» EXTRACTED DATA
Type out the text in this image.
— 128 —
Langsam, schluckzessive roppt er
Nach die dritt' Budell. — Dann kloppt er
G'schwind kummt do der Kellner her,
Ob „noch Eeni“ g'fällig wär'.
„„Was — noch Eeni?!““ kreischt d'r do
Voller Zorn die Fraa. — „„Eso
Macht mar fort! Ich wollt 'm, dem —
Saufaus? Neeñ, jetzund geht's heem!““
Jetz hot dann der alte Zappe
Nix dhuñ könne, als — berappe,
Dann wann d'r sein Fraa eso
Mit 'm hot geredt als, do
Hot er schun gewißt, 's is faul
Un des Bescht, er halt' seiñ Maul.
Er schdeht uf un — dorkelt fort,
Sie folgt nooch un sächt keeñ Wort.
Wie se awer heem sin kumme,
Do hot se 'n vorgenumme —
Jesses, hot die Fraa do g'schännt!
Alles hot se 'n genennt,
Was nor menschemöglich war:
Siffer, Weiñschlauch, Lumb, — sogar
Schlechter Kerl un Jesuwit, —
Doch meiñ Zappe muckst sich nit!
==
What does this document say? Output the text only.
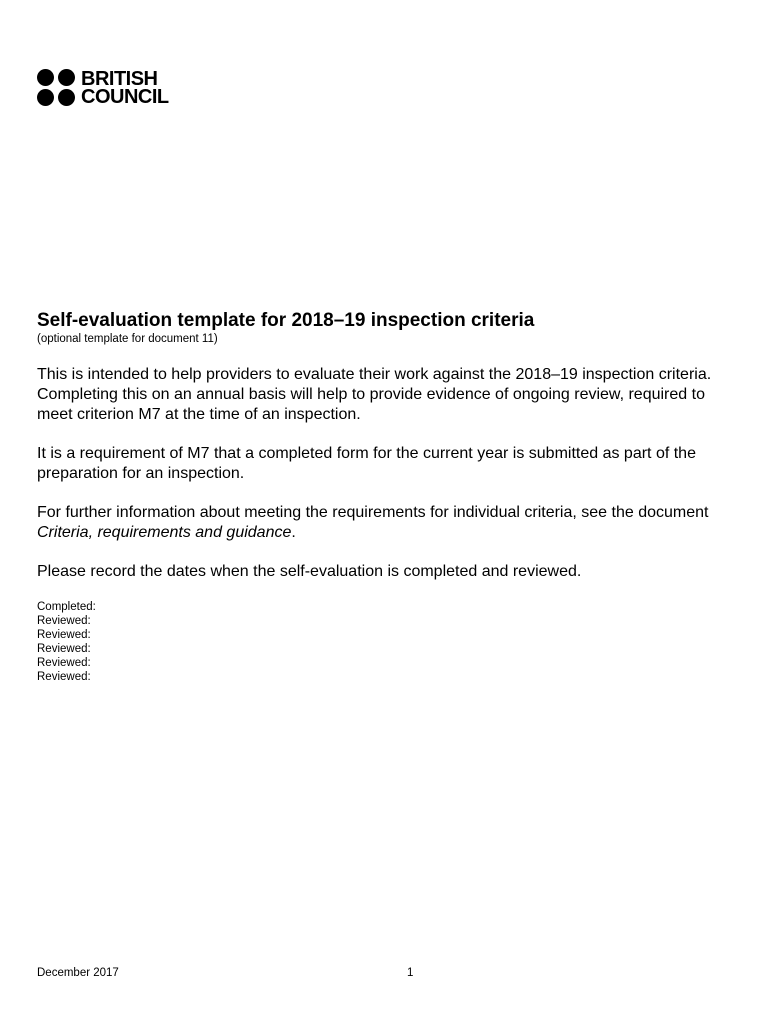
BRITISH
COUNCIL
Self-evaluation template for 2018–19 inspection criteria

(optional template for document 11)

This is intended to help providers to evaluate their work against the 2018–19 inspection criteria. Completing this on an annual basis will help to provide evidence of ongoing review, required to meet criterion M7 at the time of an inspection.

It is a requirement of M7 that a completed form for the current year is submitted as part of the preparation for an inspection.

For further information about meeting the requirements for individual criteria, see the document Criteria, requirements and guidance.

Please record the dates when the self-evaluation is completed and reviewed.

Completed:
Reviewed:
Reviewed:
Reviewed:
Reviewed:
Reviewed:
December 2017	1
* * *
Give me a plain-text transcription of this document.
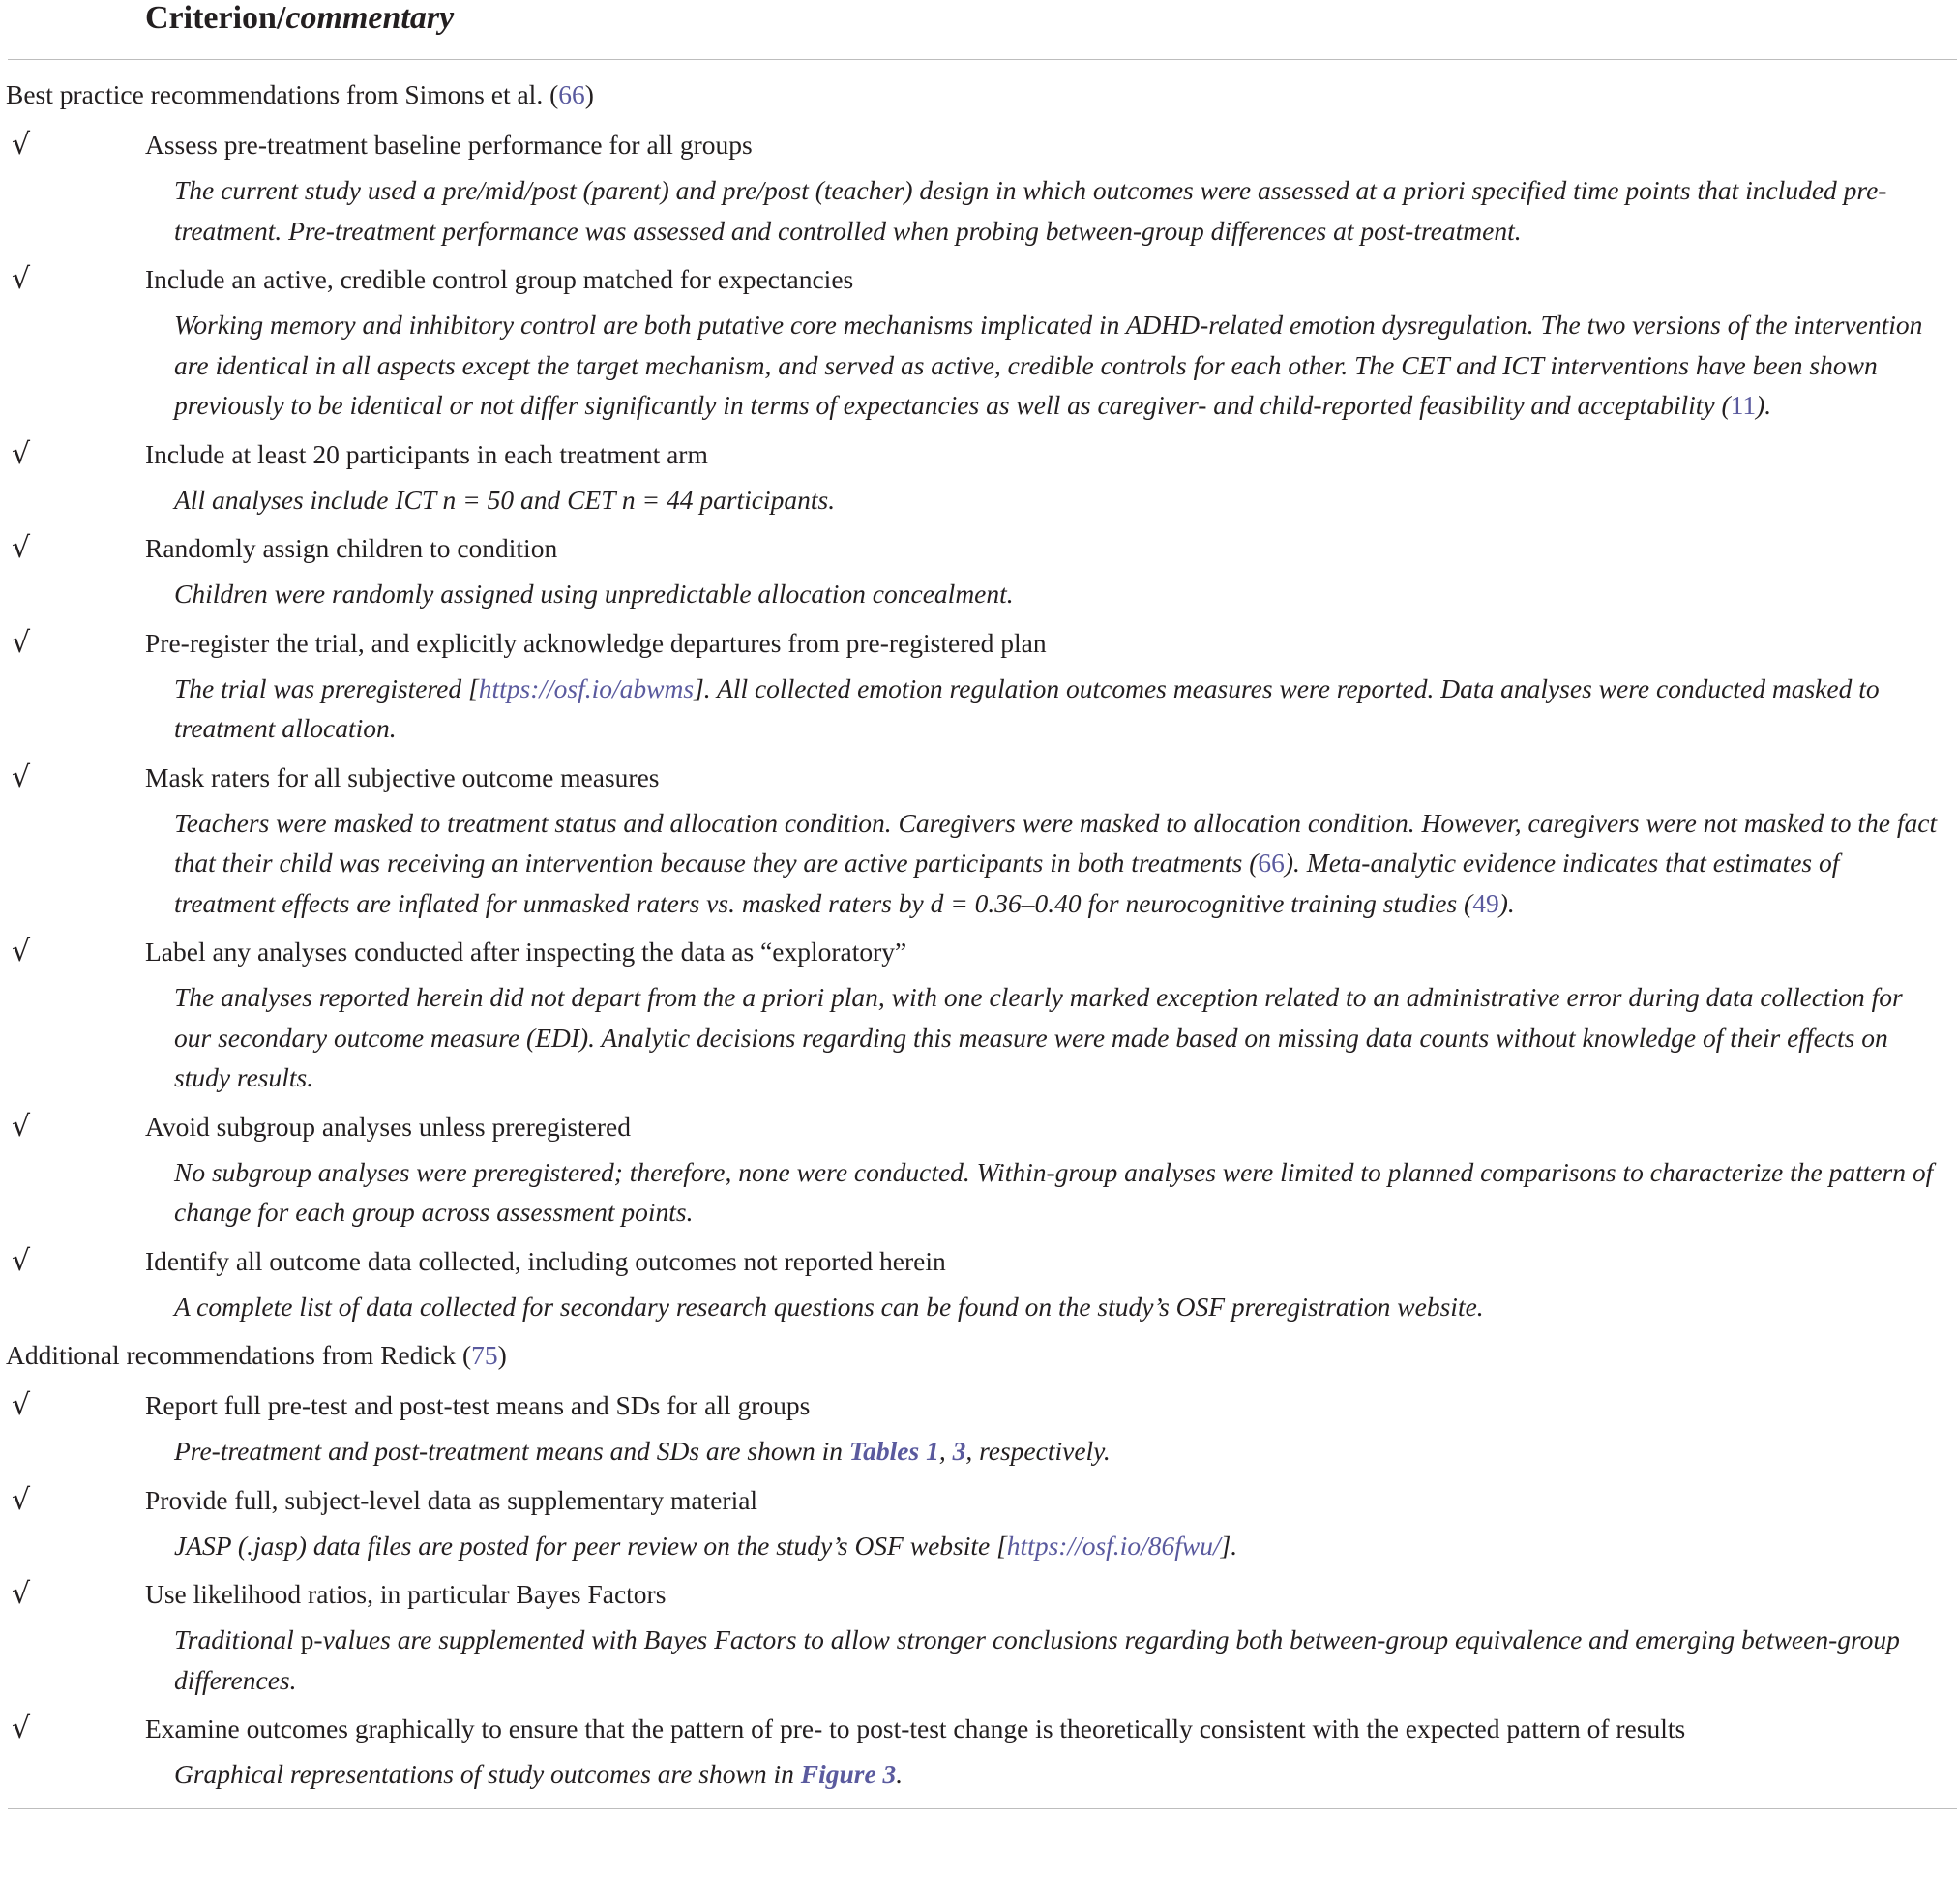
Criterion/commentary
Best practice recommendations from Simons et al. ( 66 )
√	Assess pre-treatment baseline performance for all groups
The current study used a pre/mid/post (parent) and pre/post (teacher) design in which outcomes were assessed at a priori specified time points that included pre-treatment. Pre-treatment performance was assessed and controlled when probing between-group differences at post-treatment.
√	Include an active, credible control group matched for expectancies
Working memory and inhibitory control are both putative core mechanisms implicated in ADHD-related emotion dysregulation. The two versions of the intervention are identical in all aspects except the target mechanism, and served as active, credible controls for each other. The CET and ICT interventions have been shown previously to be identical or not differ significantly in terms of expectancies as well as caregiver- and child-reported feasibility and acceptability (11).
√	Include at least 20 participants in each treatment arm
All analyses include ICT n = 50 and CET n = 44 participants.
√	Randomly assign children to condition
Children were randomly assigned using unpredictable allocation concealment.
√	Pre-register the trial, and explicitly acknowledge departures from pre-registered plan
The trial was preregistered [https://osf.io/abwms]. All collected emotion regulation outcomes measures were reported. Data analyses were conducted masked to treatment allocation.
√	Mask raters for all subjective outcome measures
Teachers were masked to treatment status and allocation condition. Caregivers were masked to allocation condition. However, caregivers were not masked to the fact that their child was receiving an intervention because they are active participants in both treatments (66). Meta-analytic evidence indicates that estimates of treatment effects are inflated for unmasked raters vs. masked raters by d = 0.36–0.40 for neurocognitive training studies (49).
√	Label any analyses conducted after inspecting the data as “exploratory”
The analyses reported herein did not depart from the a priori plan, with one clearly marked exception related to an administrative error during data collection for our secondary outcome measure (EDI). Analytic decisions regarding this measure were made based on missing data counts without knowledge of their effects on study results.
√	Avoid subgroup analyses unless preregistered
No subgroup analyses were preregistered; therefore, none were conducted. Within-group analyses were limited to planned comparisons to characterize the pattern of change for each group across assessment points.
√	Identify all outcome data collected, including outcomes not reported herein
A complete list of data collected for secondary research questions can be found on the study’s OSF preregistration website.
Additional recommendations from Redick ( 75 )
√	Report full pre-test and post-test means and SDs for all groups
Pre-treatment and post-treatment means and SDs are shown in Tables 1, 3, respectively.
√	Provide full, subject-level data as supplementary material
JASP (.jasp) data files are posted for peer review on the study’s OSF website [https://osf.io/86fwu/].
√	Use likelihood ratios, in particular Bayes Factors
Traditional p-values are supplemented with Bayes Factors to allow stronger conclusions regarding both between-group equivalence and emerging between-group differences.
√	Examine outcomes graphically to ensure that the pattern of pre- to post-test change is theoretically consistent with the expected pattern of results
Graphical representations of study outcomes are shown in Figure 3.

» WHAT IS REQUIRED
Filter the records above and return every line that holds the word "from".

» ANSWER TO THE TASK
Best practice recommendations from Simons et al. ( 66 )
√	Pre-register the trial, and explicitly acknowledge departures from pre-registered plan
The analyses reported herein did not depart from the a priori plan, with one clearly marked exception related to an administrative error during data collection for our secondary outcome measure (EDI). Analytic decisions regarding this measure were made based on missing data counts without knowledge of their effects on study results.
Additional recommendations from Redick ( 75 )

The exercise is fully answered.